Short task:
Return all lines with the word "водопроводный" in them.

Data:
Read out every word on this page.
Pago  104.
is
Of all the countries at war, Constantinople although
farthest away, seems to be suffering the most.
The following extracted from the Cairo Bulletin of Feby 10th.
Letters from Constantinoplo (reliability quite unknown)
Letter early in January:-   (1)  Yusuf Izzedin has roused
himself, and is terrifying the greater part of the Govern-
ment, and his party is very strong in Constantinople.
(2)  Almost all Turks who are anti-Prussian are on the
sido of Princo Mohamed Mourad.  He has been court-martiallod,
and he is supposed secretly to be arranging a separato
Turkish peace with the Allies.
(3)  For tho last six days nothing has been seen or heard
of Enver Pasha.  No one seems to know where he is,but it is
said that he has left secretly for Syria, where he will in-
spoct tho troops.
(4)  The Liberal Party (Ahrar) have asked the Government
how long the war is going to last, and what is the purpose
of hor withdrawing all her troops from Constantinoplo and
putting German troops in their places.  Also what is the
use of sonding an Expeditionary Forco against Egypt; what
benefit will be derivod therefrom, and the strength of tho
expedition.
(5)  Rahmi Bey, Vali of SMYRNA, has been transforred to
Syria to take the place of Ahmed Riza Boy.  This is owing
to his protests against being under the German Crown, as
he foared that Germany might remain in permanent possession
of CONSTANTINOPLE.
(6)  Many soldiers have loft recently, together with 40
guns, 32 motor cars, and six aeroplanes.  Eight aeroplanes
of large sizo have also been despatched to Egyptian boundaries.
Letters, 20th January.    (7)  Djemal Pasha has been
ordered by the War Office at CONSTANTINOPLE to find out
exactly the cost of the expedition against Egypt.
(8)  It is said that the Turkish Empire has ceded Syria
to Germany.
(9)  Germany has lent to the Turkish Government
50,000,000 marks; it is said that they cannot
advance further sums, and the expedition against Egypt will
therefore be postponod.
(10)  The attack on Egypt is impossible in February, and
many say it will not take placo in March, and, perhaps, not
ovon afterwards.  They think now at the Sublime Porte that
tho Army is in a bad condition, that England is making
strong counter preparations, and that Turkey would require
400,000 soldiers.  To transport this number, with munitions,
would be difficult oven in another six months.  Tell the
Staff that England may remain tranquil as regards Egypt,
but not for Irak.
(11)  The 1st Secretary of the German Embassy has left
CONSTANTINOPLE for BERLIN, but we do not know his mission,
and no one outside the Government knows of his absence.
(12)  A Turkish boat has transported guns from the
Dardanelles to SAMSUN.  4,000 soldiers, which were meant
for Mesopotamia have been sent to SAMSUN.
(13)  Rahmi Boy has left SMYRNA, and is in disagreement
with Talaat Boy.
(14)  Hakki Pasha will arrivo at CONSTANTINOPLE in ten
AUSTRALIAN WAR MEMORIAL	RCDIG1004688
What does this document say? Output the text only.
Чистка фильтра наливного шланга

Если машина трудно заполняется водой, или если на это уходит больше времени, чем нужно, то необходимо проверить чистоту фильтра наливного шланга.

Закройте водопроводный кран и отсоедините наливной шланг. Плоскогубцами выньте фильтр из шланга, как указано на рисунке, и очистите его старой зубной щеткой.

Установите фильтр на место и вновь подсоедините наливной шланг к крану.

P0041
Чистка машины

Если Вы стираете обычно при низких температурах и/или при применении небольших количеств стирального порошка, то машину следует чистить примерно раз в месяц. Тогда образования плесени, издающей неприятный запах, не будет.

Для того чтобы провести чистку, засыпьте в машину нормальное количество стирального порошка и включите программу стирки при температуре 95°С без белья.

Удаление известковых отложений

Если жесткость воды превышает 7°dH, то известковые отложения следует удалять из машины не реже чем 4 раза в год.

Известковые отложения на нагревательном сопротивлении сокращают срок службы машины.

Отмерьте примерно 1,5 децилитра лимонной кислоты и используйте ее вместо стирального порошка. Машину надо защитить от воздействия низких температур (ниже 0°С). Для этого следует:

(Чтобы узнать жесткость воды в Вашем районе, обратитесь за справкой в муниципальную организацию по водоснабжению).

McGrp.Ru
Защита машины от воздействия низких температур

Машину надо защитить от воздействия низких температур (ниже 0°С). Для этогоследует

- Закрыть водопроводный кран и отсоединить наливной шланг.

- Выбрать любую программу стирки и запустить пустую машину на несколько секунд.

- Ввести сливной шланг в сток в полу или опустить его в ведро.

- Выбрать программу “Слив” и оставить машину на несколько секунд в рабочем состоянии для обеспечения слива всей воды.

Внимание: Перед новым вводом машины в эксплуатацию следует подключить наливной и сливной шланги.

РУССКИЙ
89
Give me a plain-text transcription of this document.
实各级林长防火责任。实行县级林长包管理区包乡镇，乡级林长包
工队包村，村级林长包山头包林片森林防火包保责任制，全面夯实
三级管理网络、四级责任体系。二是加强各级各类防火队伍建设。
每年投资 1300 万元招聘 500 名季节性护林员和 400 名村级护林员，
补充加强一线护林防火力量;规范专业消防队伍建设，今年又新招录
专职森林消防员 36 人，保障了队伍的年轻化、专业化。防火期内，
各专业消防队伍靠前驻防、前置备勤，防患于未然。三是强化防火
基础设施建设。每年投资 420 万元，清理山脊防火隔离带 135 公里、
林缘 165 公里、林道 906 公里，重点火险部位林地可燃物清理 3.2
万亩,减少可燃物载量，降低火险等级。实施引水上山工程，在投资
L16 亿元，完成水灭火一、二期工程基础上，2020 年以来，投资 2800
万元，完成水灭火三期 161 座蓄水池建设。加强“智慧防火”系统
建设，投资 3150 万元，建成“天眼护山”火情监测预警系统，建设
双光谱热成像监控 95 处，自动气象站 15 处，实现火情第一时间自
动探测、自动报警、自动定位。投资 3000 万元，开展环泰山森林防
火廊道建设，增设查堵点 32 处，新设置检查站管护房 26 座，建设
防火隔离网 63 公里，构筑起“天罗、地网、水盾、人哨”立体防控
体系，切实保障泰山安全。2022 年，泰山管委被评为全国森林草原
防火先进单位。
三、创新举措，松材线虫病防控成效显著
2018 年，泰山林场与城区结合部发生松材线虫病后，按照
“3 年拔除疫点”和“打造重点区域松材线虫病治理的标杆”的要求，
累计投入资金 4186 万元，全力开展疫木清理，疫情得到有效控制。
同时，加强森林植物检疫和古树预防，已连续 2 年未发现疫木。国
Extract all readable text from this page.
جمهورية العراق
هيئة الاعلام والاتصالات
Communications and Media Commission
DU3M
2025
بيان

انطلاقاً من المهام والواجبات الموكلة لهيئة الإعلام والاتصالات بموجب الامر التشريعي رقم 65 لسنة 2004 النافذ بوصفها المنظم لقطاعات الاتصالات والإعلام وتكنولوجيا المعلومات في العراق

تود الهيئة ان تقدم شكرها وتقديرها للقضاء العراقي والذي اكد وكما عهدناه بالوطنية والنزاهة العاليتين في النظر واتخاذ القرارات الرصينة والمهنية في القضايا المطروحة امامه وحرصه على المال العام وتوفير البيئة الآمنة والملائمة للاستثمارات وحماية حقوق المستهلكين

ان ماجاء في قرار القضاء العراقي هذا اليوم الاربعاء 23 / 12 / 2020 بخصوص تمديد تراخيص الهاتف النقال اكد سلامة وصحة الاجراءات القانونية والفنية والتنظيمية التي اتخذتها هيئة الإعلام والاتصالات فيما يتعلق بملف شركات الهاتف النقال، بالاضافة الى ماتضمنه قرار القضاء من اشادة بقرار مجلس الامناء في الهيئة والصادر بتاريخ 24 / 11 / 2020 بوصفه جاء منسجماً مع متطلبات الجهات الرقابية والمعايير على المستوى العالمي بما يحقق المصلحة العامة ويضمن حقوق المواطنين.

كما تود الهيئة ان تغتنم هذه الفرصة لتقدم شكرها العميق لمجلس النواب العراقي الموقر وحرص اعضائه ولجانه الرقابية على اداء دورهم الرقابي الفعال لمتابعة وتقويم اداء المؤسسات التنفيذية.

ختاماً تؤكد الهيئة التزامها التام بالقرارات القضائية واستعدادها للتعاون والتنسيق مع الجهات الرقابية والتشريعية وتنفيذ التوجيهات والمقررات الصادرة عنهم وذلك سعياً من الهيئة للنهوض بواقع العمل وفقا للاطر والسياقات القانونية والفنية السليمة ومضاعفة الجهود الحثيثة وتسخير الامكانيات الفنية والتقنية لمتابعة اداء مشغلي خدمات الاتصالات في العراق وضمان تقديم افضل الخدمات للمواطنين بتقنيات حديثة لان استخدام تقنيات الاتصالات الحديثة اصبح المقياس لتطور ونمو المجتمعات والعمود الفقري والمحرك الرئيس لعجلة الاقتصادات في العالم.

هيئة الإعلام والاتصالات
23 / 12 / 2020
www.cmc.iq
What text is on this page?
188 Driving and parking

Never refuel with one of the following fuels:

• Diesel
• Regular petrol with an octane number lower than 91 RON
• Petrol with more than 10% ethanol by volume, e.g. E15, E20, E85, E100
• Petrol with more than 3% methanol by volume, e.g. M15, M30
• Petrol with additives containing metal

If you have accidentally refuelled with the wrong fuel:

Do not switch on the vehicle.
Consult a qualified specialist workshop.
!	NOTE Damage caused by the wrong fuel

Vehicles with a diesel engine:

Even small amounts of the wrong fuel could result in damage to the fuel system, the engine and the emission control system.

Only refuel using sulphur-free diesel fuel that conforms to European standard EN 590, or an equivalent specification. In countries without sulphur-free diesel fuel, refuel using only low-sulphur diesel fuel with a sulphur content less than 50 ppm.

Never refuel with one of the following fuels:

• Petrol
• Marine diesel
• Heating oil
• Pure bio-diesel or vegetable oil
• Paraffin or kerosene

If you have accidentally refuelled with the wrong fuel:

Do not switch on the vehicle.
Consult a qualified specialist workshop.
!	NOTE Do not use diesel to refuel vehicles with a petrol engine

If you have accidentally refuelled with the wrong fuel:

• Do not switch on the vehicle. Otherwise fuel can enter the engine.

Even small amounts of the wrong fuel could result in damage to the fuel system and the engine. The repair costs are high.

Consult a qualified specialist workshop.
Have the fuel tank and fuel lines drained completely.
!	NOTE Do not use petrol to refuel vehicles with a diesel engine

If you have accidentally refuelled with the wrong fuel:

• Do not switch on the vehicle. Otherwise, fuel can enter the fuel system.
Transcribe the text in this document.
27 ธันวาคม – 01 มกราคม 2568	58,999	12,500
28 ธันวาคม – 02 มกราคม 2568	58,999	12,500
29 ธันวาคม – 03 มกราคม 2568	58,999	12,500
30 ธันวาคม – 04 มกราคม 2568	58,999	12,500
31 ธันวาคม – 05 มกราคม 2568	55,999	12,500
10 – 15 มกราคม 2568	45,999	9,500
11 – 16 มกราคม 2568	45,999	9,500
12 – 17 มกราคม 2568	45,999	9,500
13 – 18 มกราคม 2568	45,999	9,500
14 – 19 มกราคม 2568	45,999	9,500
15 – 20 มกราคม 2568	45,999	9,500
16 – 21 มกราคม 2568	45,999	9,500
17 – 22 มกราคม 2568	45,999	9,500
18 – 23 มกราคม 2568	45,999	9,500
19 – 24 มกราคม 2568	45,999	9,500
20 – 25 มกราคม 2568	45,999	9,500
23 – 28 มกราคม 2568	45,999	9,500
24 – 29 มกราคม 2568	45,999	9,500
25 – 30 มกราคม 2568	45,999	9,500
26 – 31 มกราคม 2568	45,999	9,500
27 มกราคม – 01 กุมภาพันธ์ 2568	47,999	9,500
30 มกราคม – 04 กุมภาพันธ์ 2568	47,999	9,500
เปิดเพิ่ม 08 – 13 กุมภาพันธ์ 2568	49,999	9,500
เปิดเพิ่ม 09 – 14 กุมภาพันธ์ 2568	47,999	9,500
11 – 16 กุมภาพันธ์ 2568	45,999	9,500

Exercise response:
Закройте водопроводный кран и отсоедините наливной шланг. Плоскогубцами выньте фильтр из шланга, как указано на рисунке, и очистите его старой зубной щеткой.
- Закрыть водопроводный кран и отсоединить наливной шланг.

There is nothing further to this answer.